__Objective__
Quote the data below in full, minus the images.

__Provided records__
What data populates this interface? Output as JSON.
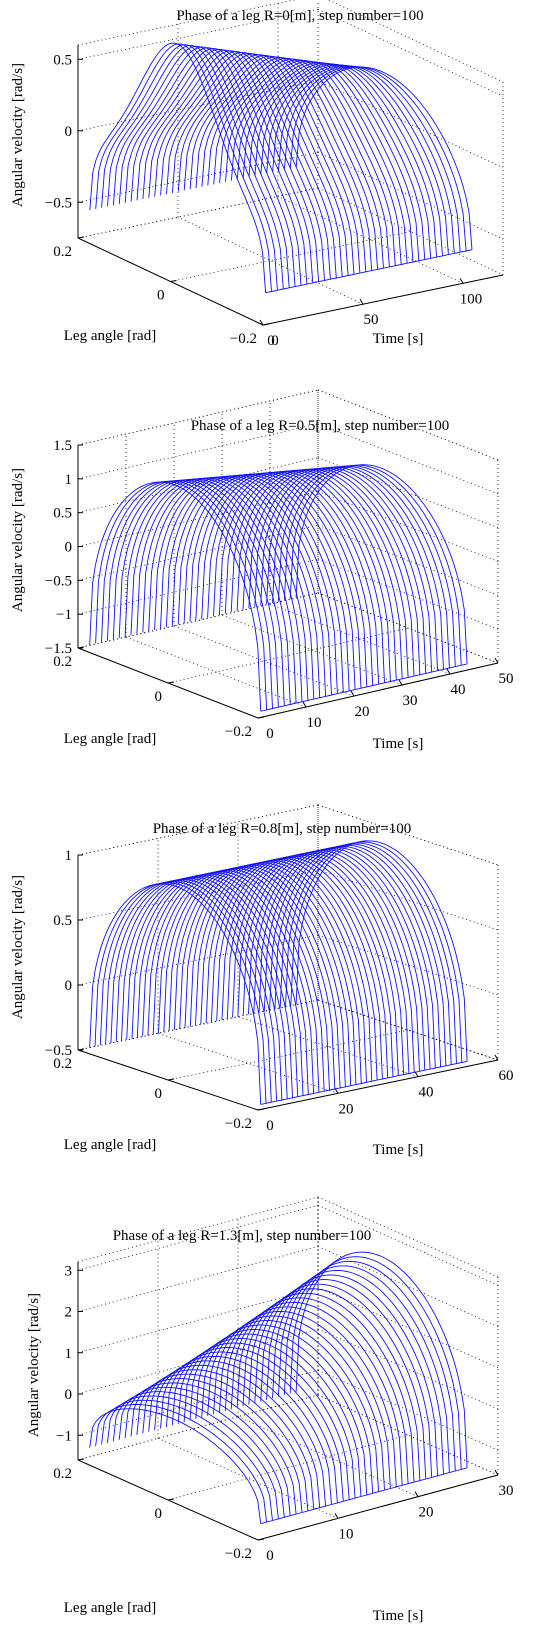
{
  "chart_data": [
    {
      "type": "surface3d",
      "title": "Phase of a leg R=0[m], step number=100",
      "xlabel": "Leg angle [rad]",
      "ylabel": "Time [s]",
      "zlabel": "Angular velocity [rad/s]",
      "x_ticks": [
        "0.2",
        "0",
        "−0.2"
      ],
      "y_ticks": [
        "0",
        "50",
        "100"
      ],
      "z_ticks": [
        "0.5",
        "0",
        "−0.5"
      ],
      "xlim": [
        -0.2,
        0.2
      ],
      "ylim": [
        0,
        120
      ],
      "zlim": [
        -0.75,
        0.6
      ],
      "grid": true,
      "series_color": "#1010ff",
      "shape": "saddle",
      "steps": 100,
      "curve_count": 36,
      "amp_start": 0.55,
      "amp_end": 0.4,
      "base_z": -0.55,
      "x_span": [
        -0.19,
        0.19
      ]
    },
    {
      "type": "surface3d",
      "title": "Phase of a leg R=0.5[m], step number=100",
      "xlabel": "Leg angle [rad]",
      "ylabel": "Time [s]",
      "zlabel": "Angular velocity [rad/s]",
      "x_ticks": [
        "0.2",
        "0",
        "−0.2"
      ],
      "y_ticks": [
        "10",
        "20",
        "30",
        "40",
        "50"
      ],
      "y_tick_values": [
        10,
        20,
        30,
        40,
        50
      ],
      "y_zero_label": "0",
      "z_ticks": [
        "1.5",
        "1",
        "0.5",
        "0",
        "−0.5",
        "−1",
        "−1.5"
      ],
      "xlim": [
        -0.2,
        0.2
      ],
      "ylim": [
        0,
        50
      ],
      "zlim": [
        -1.5,
        1.5
      ],
      "grid": true,
      "series_color": "#1010ff",
      "shape": "arch-decreasing",
      "steps": 100,
      "curve_count": 36,
      "amp_start": 1.4,
      "amp_end": 0.95,
      "base_z": -1.45,
      "x_span": [
        -0.19,
        0.19
      ]
    },
    {
      "type": "surface3d",
      "title": "Phase of a leg R=0.8[m], step number=100",
      "xlabel": "Leg angle [rad]",
      "ylabel": "Time [s]",
      "zlabel": "Angular velocity [rad/s]",
      "x_ticks": [
        "0.2",
        "0",
        "−0.2"
      ],
      "y_ticks": [
        "20",
        "40",
        "60"
      ],
      "y_tick_values": [
        20,
        40,
        60
      ],
      "y_zero_label": "0",
      "z_ticks": [
        "1",
        "0.5",
        "0",
        "−0.5"
      ],
      "xlim": [
        -0.2,
        0.2
      ],
      "ylim": [
        0,
        60
      ],
      "zlim": [
        -0.5,
        1
      ],
      "grid": true,
      "series_color": "#1010ff",
      "shape": "arch-constant",
      "steps": 100,
      "curve_count": 40,
      "amp_start": 0.98,
      "amp_end": 0.98,
      "base_z": -0.48,
      "x_span": [
        -0.19,
        0.19
      ]
    },
    {
      "type": "surface3d",
      "title": "Phase of a leg R=1.3[m], step number=100",
      "xlabel": "Leg angle [rad]",
      "ylabel": "Time [s]",
      "zlabel": "Angular velocity [rad/s]",
      "x_ticks": [
        "0.2",
        "0",
        "−0.2"
      ],
      "y_ticks": [
        "10",
        "20",
        "30"
      ],
      "y_tick_values": [
        10,
        20,
        30
      ],
      "y_zero_label": "0",
      "z_ticks": [
        "3",
        "2",
        "1",
        "0",
        "−1"
      ],
      "xlim": [
        -0.2,
        0.2
      ],
      "ylim": [
        0,
        30
      ],
      "zlim": [
        -1.6,
        3.2
      ],
      "grid": true,
      "series_color": "#1010ff",
      "shape": "arch-increasing",
      "steps": 100,
      "curve_count": 36,
      "amp_start": 0.3,
      "amp_end": 2.9,
      "base_z": -1.3,
      "x_span": [
        -0.19,
        0.19
      ]
    }
  ]
}
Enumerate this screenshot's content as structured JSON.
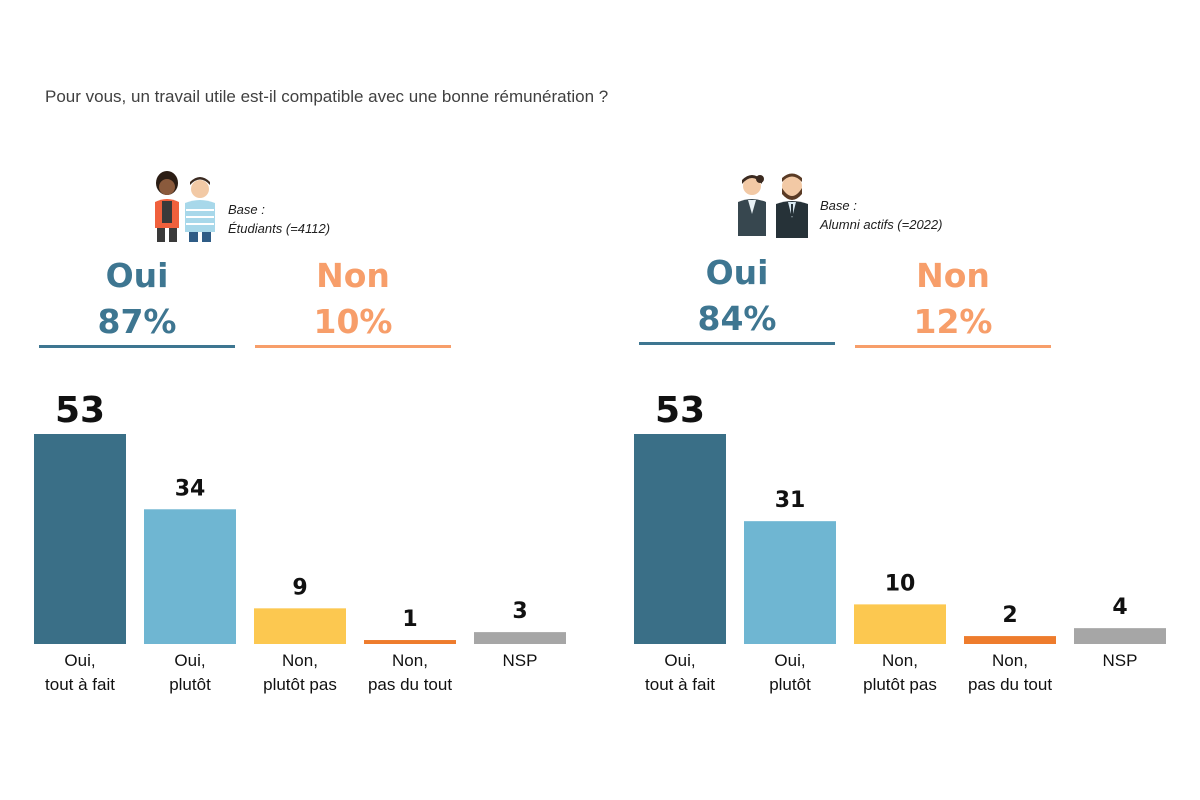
{
  "question": "Pour vous, un travail utile est-il compatible avec une bonne rémunération ?",
  "panels": [
    {
      "base_label": "Base :",
      "base_desc": "Étudiants (=4112)",
      "oui_label": "Oui",
      "oui_pct": "87%",
      "non_label": "Non",
      "non_pct": "10%"
    },
    {
      "base_label": "Base :",
      "base_desc": "Alumni actifs (=2022)",
      "oui_label": "Oui",
      "oui_pct": "84%",
      "non_label": "Non",
      "non_pct": "12%"
    }
  ],
  "colors": {
    "oui_dark": "#3a6f87",
    "oui_light": "#6fb6d2",
    "non_yellow": "#fcc850",
    "non_orange": "#ee7c2d",
    "nsp_gray": "#a6a6a6",
    "oui_text": "#3e7691",
    "non_text": "#f79e6a"
  },
  "chart_data": [
    {
      "type": "bar",
      "title": "Étudiants (=4112)",
      "categories": [
        [
          "Oui,",
          "tout à fait"
        ],
        [
          "Oui,",
          "plutôt"
        ],
        [
          "Non,",
          "plutôt pas"
        ],
        [
          "Non,",
          "pas du tout"
        ],
        [
          "NSP"
        ]
      ],
      "values": [
        53,
        34,
        9,
        1,
        3
      ],
      "ylim": [
        0,
        53
      ]
    },
    {
      "type": "bar",
      "title": "Alumni actifs (=2022)",
      "categories": [
        [
          "Oui,",
          "tout à fait"
        ],
        [
          "Oui,",
          "plutôt"
        ],
        [
          "Non,",
          "plutôt pas"
        ],
        [
          "Non,",
          "pas du tout"
        ],
        [
          "NSP"
        ]
      ],
      "values": [
        53,
        31,
        10,
        2,
        4
      ],
      "ylim": [
        0,
        53
      ]
    }
  ]
}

__Task answer__
What data populates this interface? Output as JSON.
{
  "chart_data": [
    {
      "type": "surface3d",
      "title": "Phase of a leg R=0[m], step number=100",
      "xlabel": "Leg angle [rad]",
      "ylabel": "Time [s]",
      "zlabel": "Angular velocity [rad/s]",
      "x_ticks": [
        "0.2",
        "0",
        "−0.2"
      ],
      "y_ticks": [
        "0",
        "50",
        "100"
      ],
      "z_ticks": [
        "0.5",
        "0",
        "−0.5"
      ],
      "xlim": [
        -0.2,
        0.2
      ],
      "ylim": [
        0,
        120
      ],
      "zlim": [
        -0.75,
        0.6
      ],
      "grid": true,
      "series_color": "#1010ff",
      "shape": "saddle",
      "steps": 100,
      "curve_count": 36,
      "amp_start": 0.55,
      "amp_end": 0.4,
      "base_z": -0.55,
      "x_span": [
        -0.19,
        0.19
      ]
    },
    {
      "type": "surface3d",
      "title": "Phase of a leg R=0.5[m], step number=100",
      "xlabel": "Leg angle [rad]",
      "ylabel": "Time [s]",
      "zlabel": "Angular velocity [rad/s]",
      "x_ticks": [
        "0.2",
        "0",
        "−0.2"
      ],
      "y_ticks": [
        "10",
        "20",
        "30",
        "40",
        "50"
      ],
      "y_tick_values": [
        10,
        20,
        30,
        40,
        50
      ],
      "y_zero_label": "0",
      "z_ticks": [
        "1.5",
        "1",
        "0.5",
        "0",
        "−0.5",
        "−1",
        "−1.5"
      ],
      "xlim": [
        -0.2,
        0.2
      ],
      "ylim": [
        0,
        50
      ],
      "zlim": [
        -1.5,
        1.5
      ],
      "grid": true,
      "series_color": "#1010ff",
      "shape": "arch-decreasing",
      "steps": 100,
      "curve_count": 36,
      "amp_start": 1.4,
      "amp_end": 0.95,
      "base_z": -1.45,
      "x_span": [
        -0.19,
        0.19
      ]
    },
    {
      "type": "surface3d",
      "title": "Phase of a leg R=0.8[m], step number=100",
      "xlabel": "Leg angle [rad]",
      "ylabel": "Time [s]",
      "zlabel": "Angular velocity [rad/s]",
      "x_ticks": [
        "0.2",
        "0",
        "−0.2"
      ],
      "y_ticks": [
        "20",
        "40",
        "60"
      ],
      "y_tick_values": [
        20,
        40,
        60
      ],
      "y_zero_label": "0",
      "z_ticks": [
        "1",
        "0.5",
        "0",
        "−0.5"
      ],
      "xlim": [
        -0.2,
        0.2
      ],
      "ylim": [
        0,
        60
      ],
      "zlim": [
        -0.5,
        1
      ],
      "grid": true,
      "series_color": "#1010ff",
      "shape": "arch-constant",
      "steps": 100,
      "curve_count": 40,
      "amp_start": 0.98,
      "amp_end": 0.98,
      "base_z": -0.48,
      "x_span": [
        -0.19,
        0.19
      ]
    },
    {
      "type": "surface3d",
      "title": "Phase of a leg R=1.3[m], step number=100",
      "xlabel": "Leg angle [rad]",
      "ylabel": "Time [s]",
      "zlabel": "Angular velocity [rad/s]",
      "x_ticks": [
        "0.2",
        "0",
        "−0.2"
      ],
      "y_ticks": [
        "10",
        "20",
        "30"
      ],
      "y_tick_values": [
        10,
        20,
        30
      ],
      "y_zero_label": "0",
      "z_ticks": [
        "3",
        "2",
        "1",
        "0",
        "−1"
      ],
      "xlim": [
        -0.2,
        0.2
      ],
      "ylim": [
        0,
        30
      ],
      "zlim": [
        -1.6,
        3.2
      ],
      "grid": true,
      "series_color": "#1010ff",
      "shape": "arch-increasing",
      "steps": 100,
      "curve_count": 36,
      "amp_start": 0.3,
      "amp_end": 2.9,
      "base_z": -1.3,
      "x_span": [
        -0.19,
        0.19
      ]
    }
  ]
}
Enumerate this screenshot's content as structured JSON.
{
  "question": "Pour vous, un travail utile est-il compatible avec une bonne rémunération ?",
  "panels": [
    {
      "base_label": "Base :",
      "base_desc": "Étudiants (=4112)",
      "oui_label": "Oui",
      "oui_pct": "87%",
      "non_label": "Non",
      "non_pct": "10%"
    },
    {
      "base_label": "Base :",
      "base_desc": "Alumni actifs (=2022)",
      "oui_label": "Oui",
      "oui_pct": "84%",
      "non_label": "Non",
      "non_pct": "12%"
    }
  ],
  "colors": {
    "oui_dark": "#3a6f87",
    "oui_light": "#6fb6d2",
    "non_yellow": "#fcc850",
    "non_orange": "#ee7c2d",
    "nsp_gray": "#a6a6a6",
    "oui_text": "#3e7691",
    "non_text": "#f79e6a"
  },
  "chart_data": [
    {
      "type": "bar",
      "title": "Étudiants (=4112)",
      "categories": [
        [
          "Oui,",
          "tout à fait"
        ],
        [
          "Oui,",
          "plutôt"
        ],
        [
          "Non,",
          "plutôt pas"
        ],
        [
          "Non,",
          "pas du tout"
        ],
        [
          "NSP"
        ]
      ],
      "values": [
        53,
        34,
        9,
        1,
        3
      ],
      "ylim": [
        0,
        53
      ]
    },
    {
      "type": "bar",
      "title": "Alumni actifs (=2022)",
      "categories": [
        [
          "Oui,",
          "tout à fait"
        ],
        [
          "Oui,",
          "plutôt"
        ],
        [
          "Non,",
          "plutôt pas"
        ],
        [
          "Non,",
          "pas du tout"
        ],
        [
          "NSP"
        ]
      ],
      "values": [
        53,
        31,
        10,
        2,
        4
      ],
      "ylim": [
        0,
        53
      ]
    }
  ]
}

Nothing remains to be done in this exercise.